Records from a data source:

<<<<

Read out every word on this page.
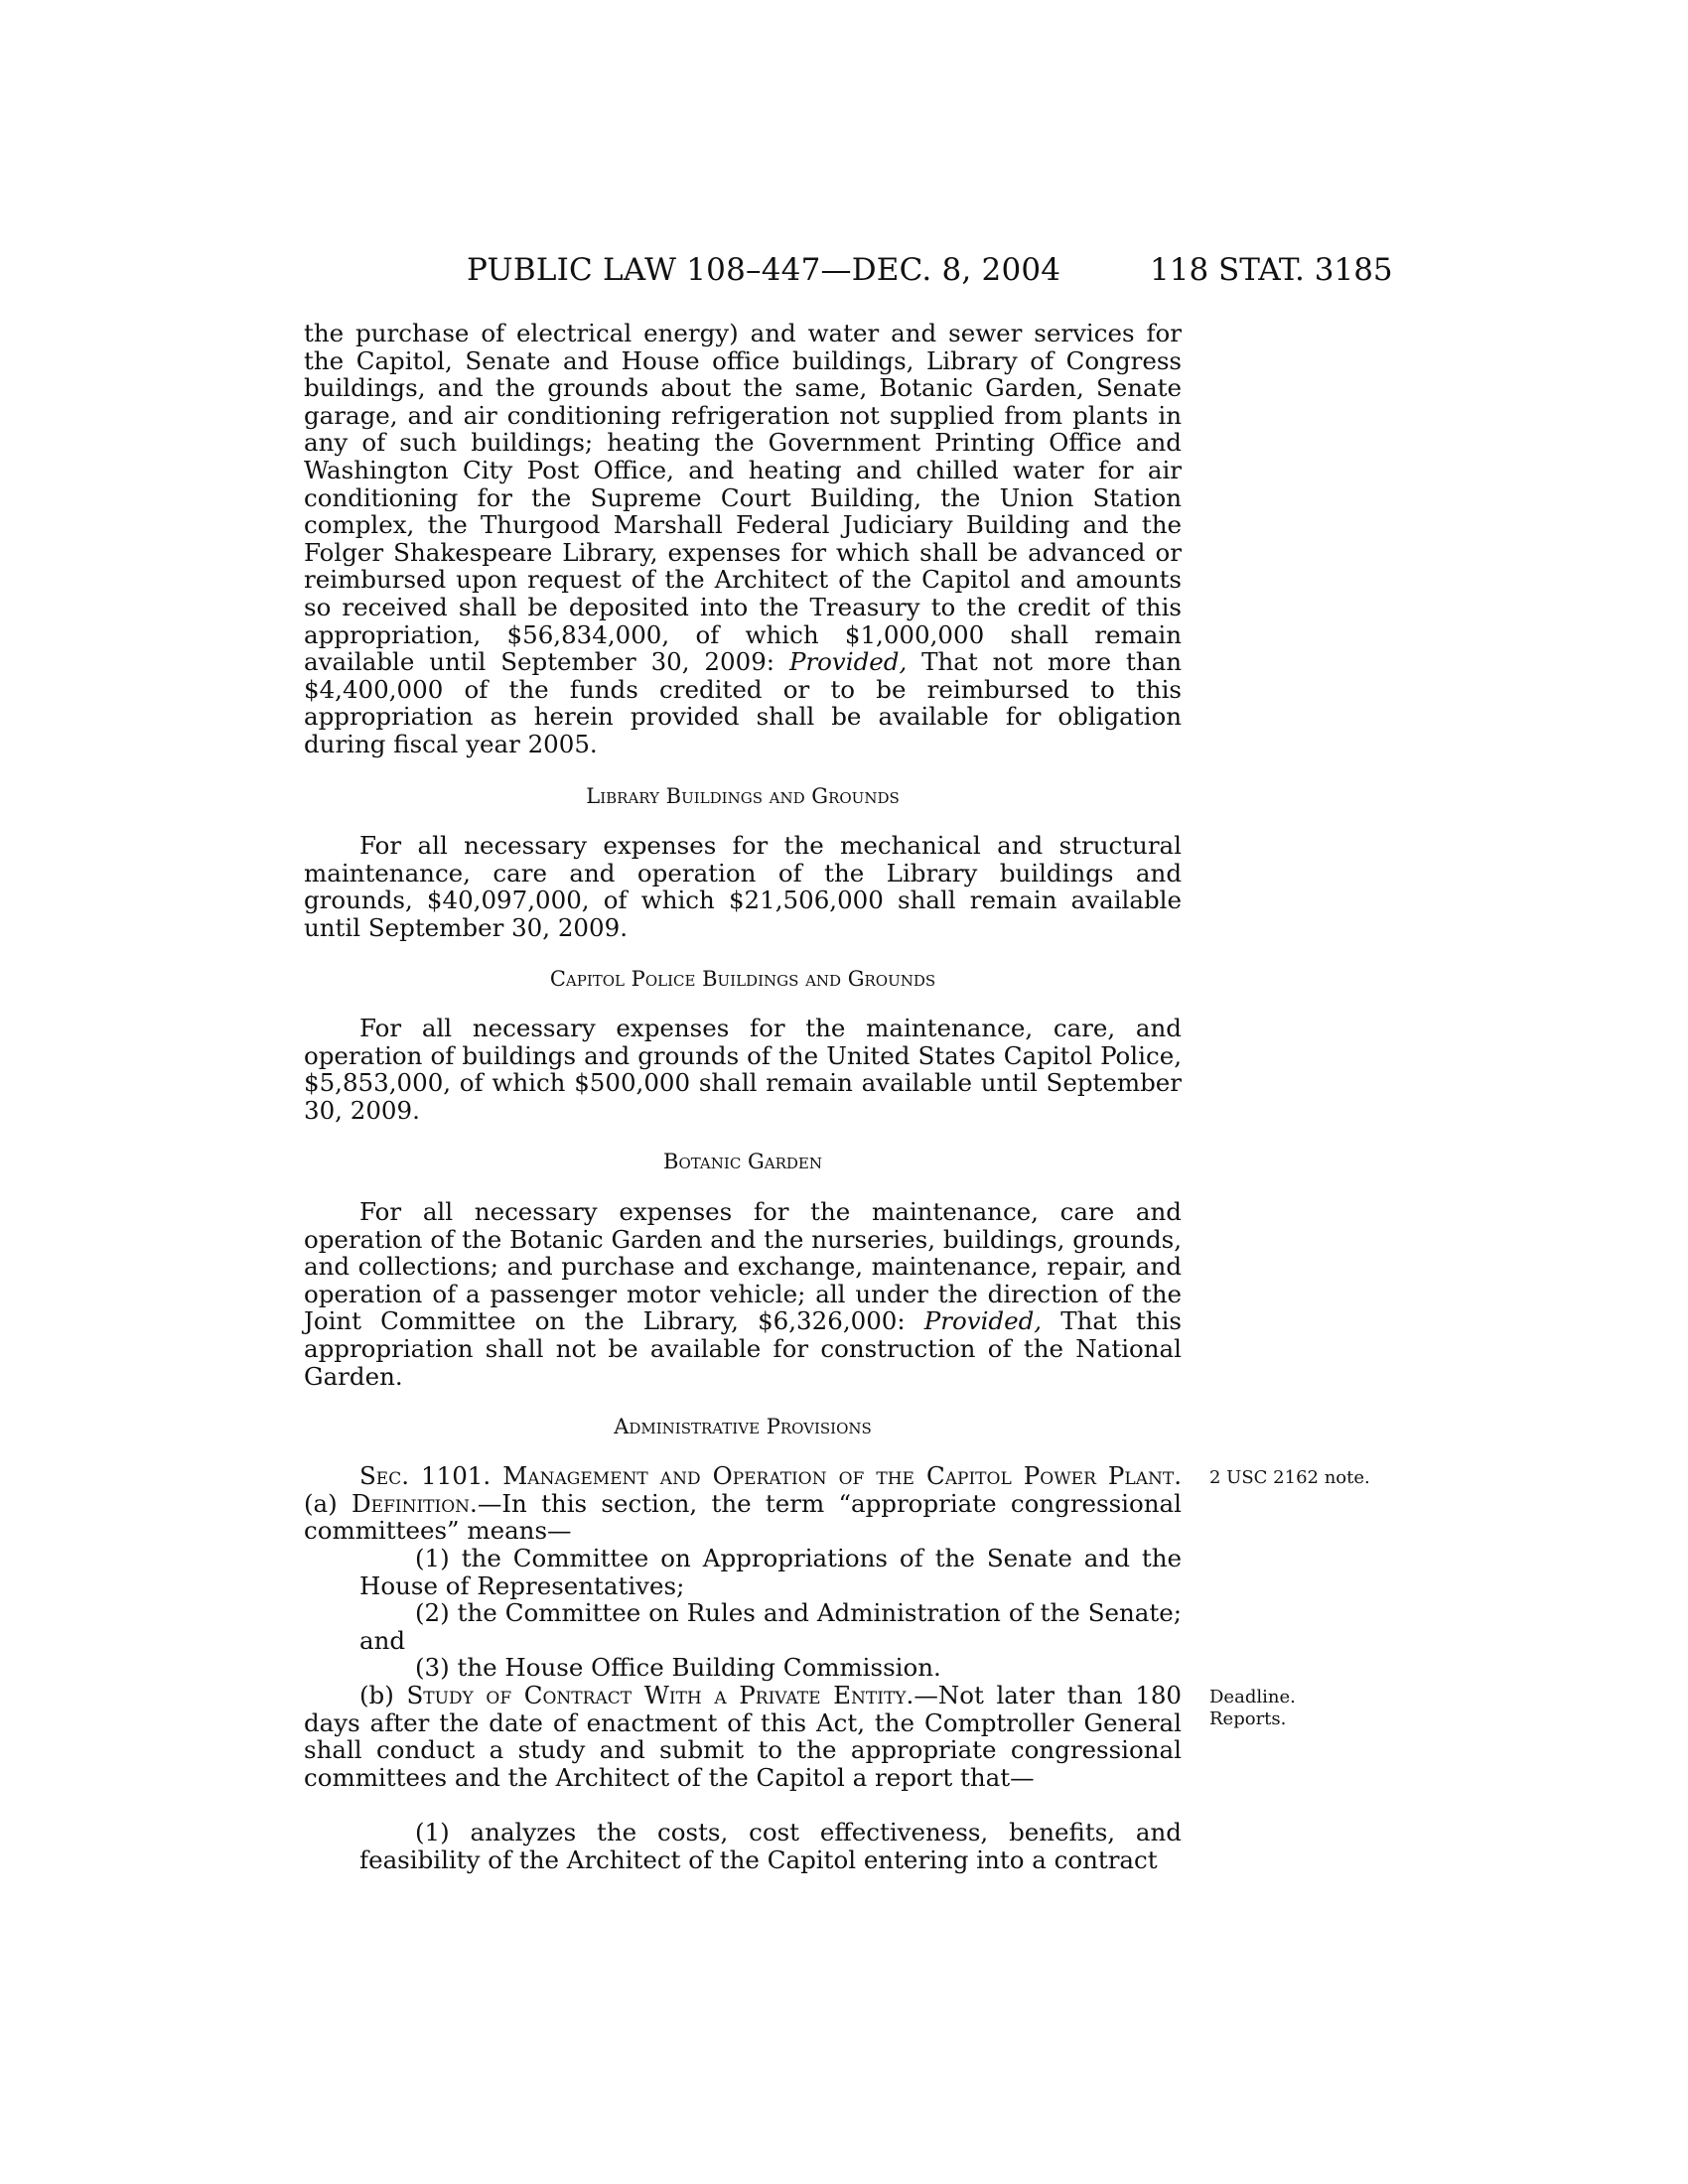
PUBLIC LAW 108–447—DEC. 8, 2004	118 STAT. 3185

the purchase of electrical energy) and water and sewer services for the Capitol, Senate and House office buildings, Library of Congress buildings, and the grounds about the same, Botanic Garden, Senate garage, and air conditioning refrigeration not supplied from plants in any of such buildings; heating the Government Printing Office and Washington City Post Office, and heating and chilled water for air conditioning for the Supreme Court Building, the Union Station complex, the Thurgood Marshall Federal Judiciary Building and the Folger Shakespeare Library, expenses for which shall be advanced or reimbursed upon request of the Architect of the Capitol and amounts so received shall be deposited into the Treasury to the credit of this appropriation, $56,834,000, of which $1,000,000 shall remain available until September 30, 2009: Provided, That not more than $4,400,000 of the funds credited or to be reimbursed to this appropriation as herein provided shall be available for obligation during fiscal year 2005.

Library Buildings and Grounds

For all necessary expenses for the mechanical and structural maintenance, care and operation of the Library buildings and grounds, $40,097,000, of which $21,506,000 shall remain available until September 30, 2009.

Capitol Police Buildings and Grounds

For all necessary expenses for the maintenance, care, and operation of buildings and grounds of the United States Capitol Police, $5,853,000, of which $500,000 shall remain available until September 30, 2009.

Botanic Garden

For all necessary expenses for the maintenance, care and operation of the Botanic Garden and the nurseries, buildings, grounds, and collections; and purchase and exchange, maintenance, repair, and operation of a passenger motor vehicle; all under the direction of the Joint Committee on the Library, $6,326,000: Provided, That this appropriation shall not be available for construction of the National Garden.

Administrative Provisions

Sec. 1101. Management and Operation of the Capitol Power Plant. (a) Definition.—In this section, the term “appropriate congressional committees” means—

(1) the Committee on Appropriations of the Senate and the House of Representatives;

(2) the Committee on Rules and Administration of the Senate; and

(3) the House Office Building Commission.

(b) Study of Contract With a Private Entity.—Not later than 180 days after the date of enactment of this Act, the Comptroller General shall conduct a study and submit to the appropriate congressional committees and the Architect of the Capitol a report that—

(1) analyzes the costs, cost effectiveness, benefits, and feasibility of the Architect of the Capitol entering into a contract

2 USC 2162 note.
Deadline.
Reports.
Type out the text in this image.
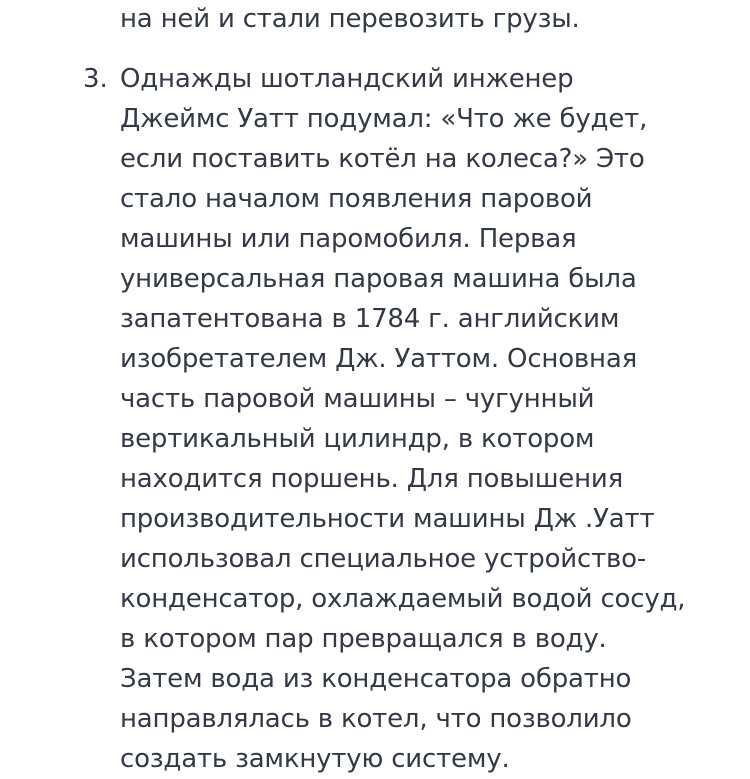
на ней и стали перевозить грузы.
3. Однажды шотландский инженер
Джеймс Уатт подумал: «Что же будет,
если поставить котёл на колеса?» Это
стало началом появления паровой
машины или паромобиля. Первая
универсальная паровая машина была
запатентована в 1784 г. английским
изобретателем Дж. Уаттом. Основная
часть паровой машины – чугунный
вертикальный цилиндр, в котором
находится поршень. Для повышения
производительности машины Дж .Уатт
использовал специальное устройство-
конденсатор, охлаждаемый водой сосуд,
в котором пар превращался в воду.
Затем вода из конденсатора обратно
направлялась в котел, что позволило
создать замкнутую систему.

>>>>

■ What the task asks ■
Go through the material above and print all of it exactly, except the pictures.

■ Output below ■
Read out every word on this page.
PUBLIC LAW 108–447—DEC. 8, 2004	118 STAT. 3185

the purchase of electrical energy) and water and sewer services for the Capitol, Senate and House office buildings, Library of Congress buildings, and the grounds about the same, Botanic Garden, Senate garage, and air conditioning refrigeration not supplied from plants in any of such buildings; heating the Government Printing Office and Washington City Post Office, and heating and chilled water for air conditioning for the Supreme Court Building, the Union Station complex, the Thurgood Marshall Federal Judiciary Building and the Folger Shakespeare Library, expenses for which shall be advanced or reimbursed upon request of the Architect of the Capitol and amounts so received shall be deposited into the Treasury to the credit of this appropriation, $56,834,000, of which $1,000,000 shall remain available until September 30, 2009: Provided, That not more than $4,400,000 of the funds credited or to be reimbursed to this appropriation as herein provided shall be available for obligation during fiscal year 2005.

Library Buildings and Grounds

For all necessary expenses for the mechanical and structural maintenance, care and operation of the Library buildings and grounds, $40,097,000, of which $21,506,000 shall remain available until September 30, 2009.

Capitol Police Buildings and Grounds

For all necessary expenses for the maintenance, care, and operation of buildings and grounds of the United States Capitol Police, $5,853,000, of which $500,000 shall remain available until September 30, 2009.

Botanic Garden

For all necessary expenses for the maintenance, care and operation of the Botanic Garden and the nurseries, buildings, grounds, and collections; and purchase and exchange, maintenance, repair, and operation of a passenger motor vehicle; all under the direction of the Joint Committee on the Library, $6,326,000: Provided, That this appropriation shall not be available for construction of the National Garden.

Administrative Provisions

Sec. 1101. Management and Operation of the Capitol Power Plant. (a) Definition.—In this section, the term “appropriate congressional committees” means—

(1) the Committee on Appropriations of the Senate and the House of Representatives;

(2) the Committee on Rules and Administration of the Senate; and

(3) the House Office Building Commission.

(b) Study of Contract With a Private Entity.—Not later than 180 days after the date of enactment of this Act, the Comptroller General shall conduct a study and submit to the appropriate congressional committees and the Architect of the Capitol a report that—

(1) analyzes the costs, cost effectiveness, benefits, and feasibility of the Architect of the Capitol entering into a contract

2 USC 2162 note.
Deadline.
Reports.
Type out the text in this image.
на ней и стали перевозить грузы.
3. Однажды шотландский инженер
Джеймс Уатт подумал: «Что же будет,
если поставить котёл на колеса?» Это
стало началом появления паровой
машины или паромобиля. Первая
универсальная паровая машина была
запатентована в 1784 г. английским
изобретателем Дж. Уаттом. Основная
часть паровой машины – чугунный
вертикальный цилиндр, в котором
находится поршень. Для повышения
производительности машины Дж .Уатт
использовал специальное устройство-
конденсатор, охлаждаемый водой сосуд,
в котором пар превращался в воду.
Затем вода из конденсатора обратно
направлялась в котел, что позволило
создать замкнутую систему.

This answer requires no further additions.